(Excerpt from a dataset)
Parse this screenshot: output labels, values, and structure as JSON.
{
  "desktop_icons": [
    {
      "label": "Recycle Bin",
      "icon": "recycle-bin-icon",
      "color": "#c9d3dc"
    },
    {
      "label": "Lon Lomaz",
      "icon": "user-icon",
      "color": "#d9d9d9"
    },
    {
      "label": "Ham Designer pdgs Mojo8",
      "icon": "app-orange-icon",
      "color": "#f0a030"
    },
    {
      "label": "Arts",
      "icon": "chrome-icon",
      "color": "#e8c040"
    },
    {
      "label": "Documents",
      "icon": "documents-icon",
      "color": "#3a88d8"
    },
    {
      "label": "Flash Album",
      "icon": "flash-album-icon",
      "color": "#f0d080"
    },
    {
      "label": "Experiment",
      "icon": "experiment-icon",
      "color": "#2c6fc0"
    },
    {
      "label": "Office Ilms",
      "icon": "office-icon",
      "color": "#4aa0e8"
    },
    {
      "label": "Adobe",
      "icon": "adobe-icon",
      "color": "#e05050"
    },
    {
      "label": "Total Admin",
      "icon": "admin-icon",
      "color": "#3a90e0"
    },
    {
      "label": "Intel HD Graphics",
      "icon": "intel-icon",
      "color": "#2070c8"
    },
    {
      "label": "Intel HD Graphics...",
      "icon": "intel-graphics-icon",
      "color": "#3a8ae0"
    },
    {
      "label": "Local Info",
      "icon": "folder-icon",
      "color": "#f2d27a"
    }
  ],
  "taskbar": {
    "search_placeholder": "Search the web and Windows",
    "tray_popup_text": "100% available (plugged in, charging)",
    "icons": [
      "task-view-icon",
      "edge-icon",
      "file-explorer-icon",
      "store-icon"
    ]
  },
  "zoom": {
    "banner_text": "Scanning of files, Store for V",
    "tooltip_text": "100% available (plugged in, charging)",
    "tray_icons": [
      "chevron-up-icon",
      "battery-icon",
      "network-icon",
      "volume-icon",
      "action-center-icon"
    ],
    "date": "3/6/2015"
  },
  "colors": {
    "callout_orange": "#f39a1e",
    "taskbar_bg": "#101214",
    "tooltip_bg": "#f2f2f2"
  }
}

→ Task statement: Report each line in the preceding entries that holds the string "plugged".

→ Response to the exercise:
    "tray_popup_text": "100% available (plugged in, charging)",
    "tooltip_text": "100% available (plugged in, charging)",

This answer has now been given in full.